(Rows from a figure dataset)
****************************************

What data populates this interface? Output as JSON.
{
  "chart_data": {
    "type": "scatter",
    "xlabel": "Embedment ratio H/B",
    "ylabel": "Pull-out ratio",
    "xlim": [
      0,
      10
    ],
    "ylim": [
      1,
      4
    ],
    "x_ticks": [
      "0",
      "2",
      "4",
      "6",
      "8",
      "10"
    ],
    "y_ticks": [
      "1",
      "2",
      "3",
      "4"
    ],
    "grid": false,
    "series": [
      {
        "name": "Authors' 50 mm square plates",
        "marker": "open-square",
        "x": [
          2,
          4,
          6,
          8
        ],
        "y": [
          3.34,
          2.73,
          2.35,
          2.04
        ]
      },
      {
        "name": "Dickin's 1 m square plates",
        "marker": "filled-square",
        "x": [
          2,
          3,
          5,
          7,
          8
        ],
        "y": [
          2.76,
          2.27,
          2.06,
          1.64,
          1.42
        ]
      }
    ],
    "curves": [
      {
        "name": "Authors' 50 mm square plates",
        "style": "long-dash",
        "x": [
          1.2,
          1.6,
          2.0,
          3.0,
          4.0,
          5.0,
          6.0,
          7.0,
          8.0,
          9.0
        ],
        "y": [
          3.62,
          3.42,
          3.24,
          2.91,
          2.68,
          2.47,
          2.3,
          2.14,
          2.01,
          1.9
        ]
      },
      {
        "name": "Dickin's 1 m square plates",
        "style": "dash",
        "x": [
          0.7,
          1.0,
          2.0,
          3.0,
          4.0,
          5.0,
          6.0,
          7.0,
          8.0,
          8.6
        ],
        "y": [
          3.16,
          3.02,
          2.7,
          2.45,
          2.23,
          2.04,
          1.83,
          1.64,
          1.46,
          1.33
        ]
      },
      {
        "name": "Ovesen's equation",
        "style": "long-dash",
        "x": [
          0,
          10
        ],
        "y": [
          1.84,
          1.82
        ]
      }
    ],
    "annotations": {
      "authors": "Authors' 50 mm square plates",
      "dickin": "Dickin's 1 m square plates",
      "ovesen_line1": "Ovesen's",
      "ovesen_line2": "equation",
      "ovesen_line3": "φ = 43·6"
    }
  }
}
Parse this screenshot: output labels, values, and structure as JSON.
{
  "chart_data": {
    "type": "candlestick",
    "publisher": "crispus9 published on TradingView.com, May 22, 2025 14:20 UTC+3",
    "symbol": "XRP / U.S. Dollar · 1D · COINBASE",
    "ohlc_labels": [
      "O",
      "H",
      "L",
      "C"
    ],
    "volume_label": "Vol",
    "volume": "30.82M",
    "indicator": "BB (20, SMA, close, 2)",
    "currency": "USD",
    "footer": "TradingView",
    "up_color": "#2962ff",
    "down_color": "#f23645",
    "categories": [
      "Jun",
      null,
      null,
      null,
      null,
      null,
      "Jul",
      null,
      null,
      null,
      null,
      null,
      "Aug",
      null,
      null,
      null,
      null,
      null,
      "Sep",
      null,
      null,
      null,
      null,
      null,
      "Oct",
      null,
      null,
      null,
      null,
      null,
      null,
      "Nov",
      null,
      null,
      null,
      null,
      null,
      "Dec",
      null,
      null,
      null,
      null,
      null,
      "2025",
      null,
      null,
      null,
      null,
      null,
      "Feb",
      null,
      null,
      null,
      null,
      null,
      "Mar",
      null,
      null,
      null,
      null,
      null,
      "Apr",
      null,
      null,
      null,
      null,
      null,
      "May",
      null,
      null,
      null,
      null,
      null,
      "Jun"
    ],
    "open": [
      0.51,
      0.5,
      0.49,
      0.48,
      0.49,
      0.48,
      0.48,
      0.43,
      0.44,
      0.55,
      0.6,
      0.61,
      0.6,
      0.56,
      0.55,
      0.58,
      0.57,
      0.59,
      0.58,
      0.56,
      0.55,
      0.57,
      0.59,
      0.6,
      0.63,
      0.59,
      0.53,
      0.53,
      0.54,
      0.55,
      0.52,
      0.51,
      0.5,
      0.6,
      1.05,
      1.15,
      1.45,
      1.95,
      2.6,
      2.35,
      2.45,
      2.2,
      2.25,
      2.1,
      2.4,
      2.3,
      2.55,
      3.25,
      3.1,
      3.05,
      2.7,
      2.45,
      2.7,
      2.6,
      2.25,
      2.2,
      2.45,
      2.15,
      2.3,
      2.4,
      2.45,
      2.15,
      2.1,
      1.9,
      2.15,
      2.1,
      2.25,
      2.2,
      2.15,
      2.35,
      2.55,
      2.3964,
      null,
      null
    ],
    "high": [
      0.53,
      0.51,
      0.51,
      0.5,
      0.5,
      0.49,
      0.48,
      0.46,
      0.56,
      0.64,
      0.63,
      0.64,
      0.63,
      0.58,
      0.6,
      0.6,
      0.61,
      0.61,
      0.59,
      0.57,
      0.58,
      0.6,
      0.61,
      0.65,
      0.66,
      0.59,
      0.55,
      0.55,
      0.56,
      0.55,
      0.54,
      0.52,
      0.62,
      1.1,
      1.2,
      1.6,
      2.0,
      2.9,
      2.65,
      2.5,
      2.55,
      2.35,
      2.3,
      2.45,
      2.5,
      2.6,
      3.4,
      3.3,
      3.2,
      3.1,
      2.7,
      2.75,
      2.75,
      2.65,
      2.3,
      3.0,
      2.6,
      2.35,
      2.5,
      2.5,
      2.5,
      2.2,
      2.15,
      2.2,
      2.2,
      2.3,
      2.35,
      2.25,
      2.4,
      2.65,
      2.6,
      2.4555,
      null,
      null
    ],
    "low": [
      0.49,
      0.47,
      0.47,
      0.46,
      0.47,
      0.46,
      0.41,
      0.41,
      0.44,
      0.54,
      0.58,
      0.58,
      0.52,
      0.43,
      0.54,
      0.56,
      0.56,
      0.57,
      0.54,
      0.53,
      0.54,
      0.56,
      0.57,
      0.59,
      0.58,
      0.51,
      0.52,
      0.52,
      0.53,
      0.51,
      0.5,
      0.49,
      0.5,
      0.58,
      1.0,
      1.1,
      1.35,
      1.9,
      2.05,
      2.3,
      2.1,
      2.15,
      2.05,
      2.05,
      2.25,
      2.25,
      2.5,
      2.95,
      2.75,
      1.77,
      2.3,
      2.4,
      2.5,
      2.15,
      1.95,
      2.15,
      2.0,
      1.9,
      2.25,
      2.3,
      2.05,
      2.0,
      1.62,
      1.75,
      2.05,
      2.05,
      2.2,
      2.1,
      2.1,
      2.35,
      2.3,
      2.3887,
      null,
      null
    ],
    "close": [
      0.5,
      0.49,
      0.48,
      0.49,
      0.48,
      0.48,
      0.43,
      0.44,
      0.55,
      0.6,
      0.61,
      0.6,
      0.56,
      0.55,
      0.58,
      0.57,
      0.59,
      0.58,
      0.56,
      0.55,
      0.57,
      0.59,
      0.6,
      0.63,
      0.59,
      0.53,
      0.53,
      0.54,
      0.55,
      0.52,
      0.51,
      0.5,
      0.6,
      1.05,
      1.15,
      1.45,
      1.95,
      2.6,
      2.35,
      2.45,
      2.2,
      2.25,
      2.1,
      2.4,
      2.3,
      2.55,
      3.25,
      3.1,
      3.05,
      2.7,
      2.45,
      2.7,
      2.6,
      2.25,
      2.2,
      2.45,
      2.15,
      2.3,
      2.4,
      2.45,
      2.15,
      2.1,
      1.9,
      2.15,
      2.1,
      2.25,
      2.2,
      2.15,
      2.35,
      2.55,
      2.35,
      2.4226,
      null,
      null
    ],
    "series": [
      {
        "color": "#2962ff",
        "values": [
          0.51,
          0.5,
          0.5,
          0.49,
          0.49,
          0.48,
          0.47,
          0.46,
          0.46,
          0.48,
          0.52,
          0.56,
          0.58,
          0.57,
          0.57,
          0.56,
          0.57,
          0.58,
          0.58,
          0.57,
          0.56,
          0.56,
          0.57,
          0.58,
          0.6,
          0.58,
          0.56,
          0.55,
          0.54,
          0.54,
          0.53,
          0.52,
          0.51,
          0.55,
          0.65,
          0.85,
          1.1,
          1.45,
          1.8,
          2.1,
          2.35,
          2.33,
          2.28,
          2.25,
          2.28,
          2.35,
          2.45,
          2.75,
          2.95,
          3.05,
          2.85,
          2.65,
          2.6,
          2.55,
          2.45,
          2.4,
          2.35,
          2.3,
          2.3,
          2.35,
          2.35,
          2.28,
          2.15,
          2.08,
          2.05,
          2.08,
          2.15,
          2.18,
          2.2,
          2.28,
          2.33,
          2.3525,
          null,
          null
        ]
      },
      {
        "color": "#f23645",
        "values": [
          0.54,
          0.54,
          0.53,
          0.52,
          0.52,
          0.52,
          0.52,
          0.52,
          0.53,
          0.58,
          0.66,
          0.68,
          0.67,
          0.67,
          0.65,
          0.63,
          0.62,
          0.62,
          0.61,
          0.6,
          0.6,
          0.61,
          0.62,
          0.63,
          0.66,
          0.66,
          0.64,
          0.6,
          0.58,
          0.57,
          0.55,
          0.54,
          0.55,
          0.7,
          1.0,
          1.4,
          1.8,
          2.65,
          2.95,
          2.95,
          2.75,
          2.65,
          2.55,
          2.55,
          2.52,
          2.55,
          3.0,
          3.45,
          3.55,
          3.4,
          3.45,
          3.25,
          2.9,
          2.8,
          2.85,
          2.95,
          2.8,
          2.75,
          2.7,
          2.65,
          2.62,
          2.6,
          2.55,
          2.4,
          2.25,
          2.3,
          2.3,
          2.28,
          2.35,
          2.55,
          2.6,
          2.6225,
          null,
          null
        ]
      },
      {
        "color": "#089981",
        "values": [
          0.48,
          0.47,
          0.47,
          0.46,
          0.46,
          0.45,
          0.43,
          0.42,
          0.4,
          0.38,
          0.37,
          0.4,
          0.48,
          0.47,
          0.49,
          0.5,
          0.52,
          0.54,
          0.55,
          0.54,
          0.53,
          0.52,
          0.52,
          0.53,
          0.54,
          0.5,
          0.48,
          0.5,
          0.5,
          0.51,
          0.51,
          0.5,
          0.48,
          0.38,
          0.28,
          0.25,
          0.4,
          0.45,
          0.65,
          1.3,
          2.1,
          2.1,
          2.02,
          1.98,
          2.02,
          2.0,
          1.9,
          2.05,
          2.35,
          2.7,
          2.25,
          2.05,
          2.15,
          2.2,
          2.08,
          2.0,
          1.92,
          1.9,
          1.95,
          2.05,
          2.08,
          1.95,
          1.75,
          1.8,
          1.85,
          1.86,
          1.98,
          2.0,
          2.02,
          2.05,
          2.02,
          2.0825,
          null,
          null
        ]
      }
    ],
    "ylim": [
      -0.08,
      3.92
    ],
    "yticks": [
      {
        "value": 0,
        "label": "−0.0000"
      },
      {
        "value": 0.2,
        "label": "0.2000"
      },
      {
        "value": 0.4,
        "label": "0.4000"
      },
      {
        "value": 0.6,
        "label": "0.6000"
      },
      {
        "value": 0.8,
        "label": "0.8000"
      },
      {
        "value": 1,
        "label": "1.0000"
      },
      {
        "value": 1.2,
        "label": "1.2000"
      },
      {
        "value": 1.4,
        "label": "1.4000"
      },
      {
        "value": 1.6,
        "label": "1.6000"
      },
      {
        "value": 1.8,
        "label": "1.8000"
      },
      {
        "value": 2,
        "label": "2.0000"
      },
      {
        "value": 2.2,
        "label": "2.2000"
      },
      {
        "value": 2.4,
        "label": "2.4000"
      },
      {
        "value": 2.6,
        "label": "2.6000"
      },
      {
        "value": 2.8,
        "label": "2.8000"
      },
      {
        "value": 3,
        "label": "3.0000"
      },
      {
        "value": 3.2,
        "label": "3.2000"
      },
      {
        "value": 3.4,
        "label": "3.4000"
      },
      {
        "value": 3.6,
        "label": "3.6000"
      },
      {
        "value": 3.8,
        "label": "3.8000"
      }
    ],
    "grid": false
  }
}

****************************************

Gather each line of the listing that holds the string "equation".

> **SOLUTION**:
        "name": "Ovesen's equation",
      "ovesen_line2": "equation",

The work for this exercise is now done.